── Dataset records ──

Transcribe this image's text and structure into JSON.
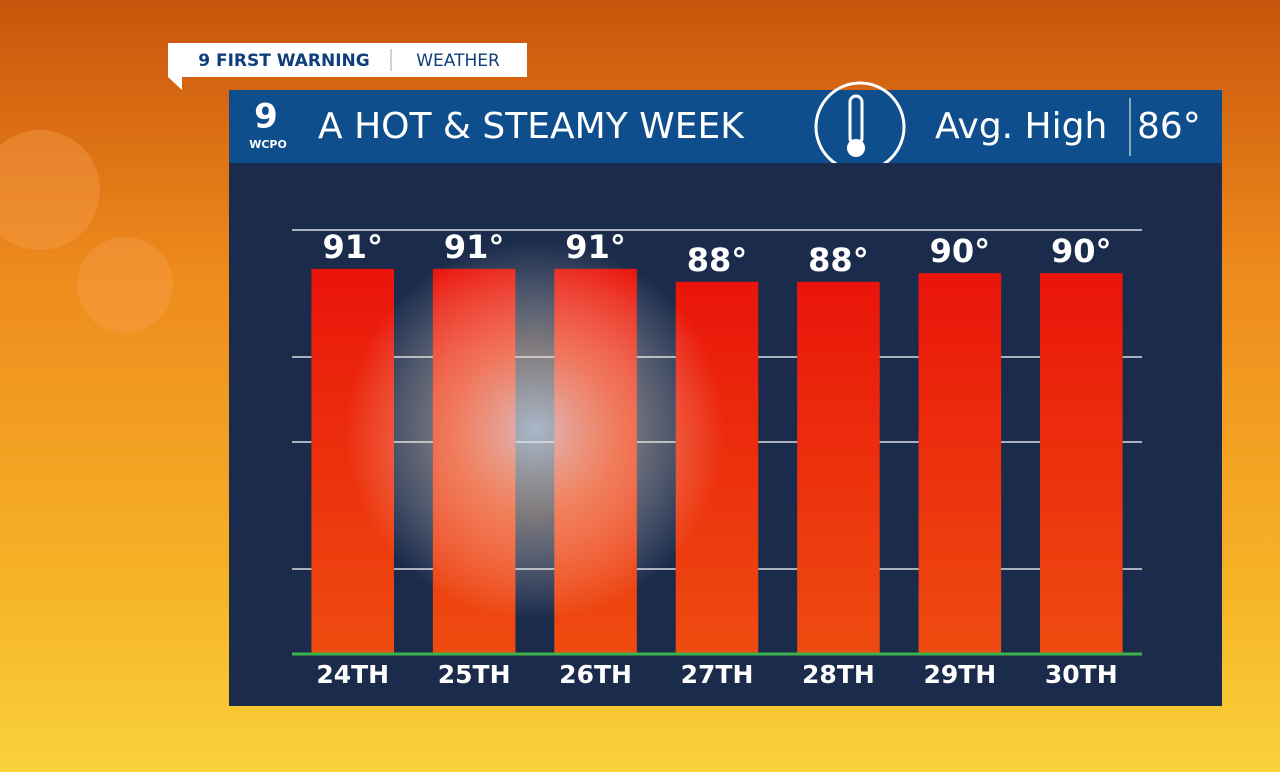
{
  "header": {
    "tag": "9 FIRST WARNING",
    "tag_section": "WEATHER",
    "logo": "9",
    "logo_station": "WCPO",
    "title": "A HOT & STEAMY WEEK",
    "avg_label": "Avg. High",
    "avg_value": "86°"
  },
  "chart_data": {
    "type": "bar",
    "categories": [
      "24TH",
      "25TH",
      "26TH",
      "27TH",
      "28TH",
      "29TH",
      "30TH"
    ],
    "values": [
      91,
      91,
      91,
      88,
      88,
      90,
      90
    ],
    "value_labels": [
      "91°",
      "91°",
      "91°",
      "88°",
      "88°",
      "90°",
      "90°"
    ],
    "color": "#e8200c",
    "ylim": [
      2,
      100
    ]
  }
}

───

Exercise goal:
Set down the complete material exactly, but do not include the images.

Response to the task:
Transcribe this image's text and structure into JSON.
{
  "header": {
    "tag": "9 FIRST WARNING",
    "tag_section": "WEATHER",
    "logo": "9",
    "logo_station": "WCPO",
    "title": "A HOT & STEAMY WEEK",
    "avg_label": "Avg. High",
    "avg_value": "86°"
  },
  "chart_data": {
    "type": "bar",
    "categories": [
      "24TH",
      "25TH",
      "26TH",
      "27TH",
      "28TH",
      "29TH",
      "30TH"
    ],
    "values": [
      91,
      91,
      91,
      88,
      88,
      90,
      90
    ],
    "value_labels": [
      "91°",
      "91°",
      "91°",
      "88°",
      "88°",
      "90°",
      "90°"
    ],
    "color": "#e8200c",
    "ylim": [
      2,
      100
    ]
  }
}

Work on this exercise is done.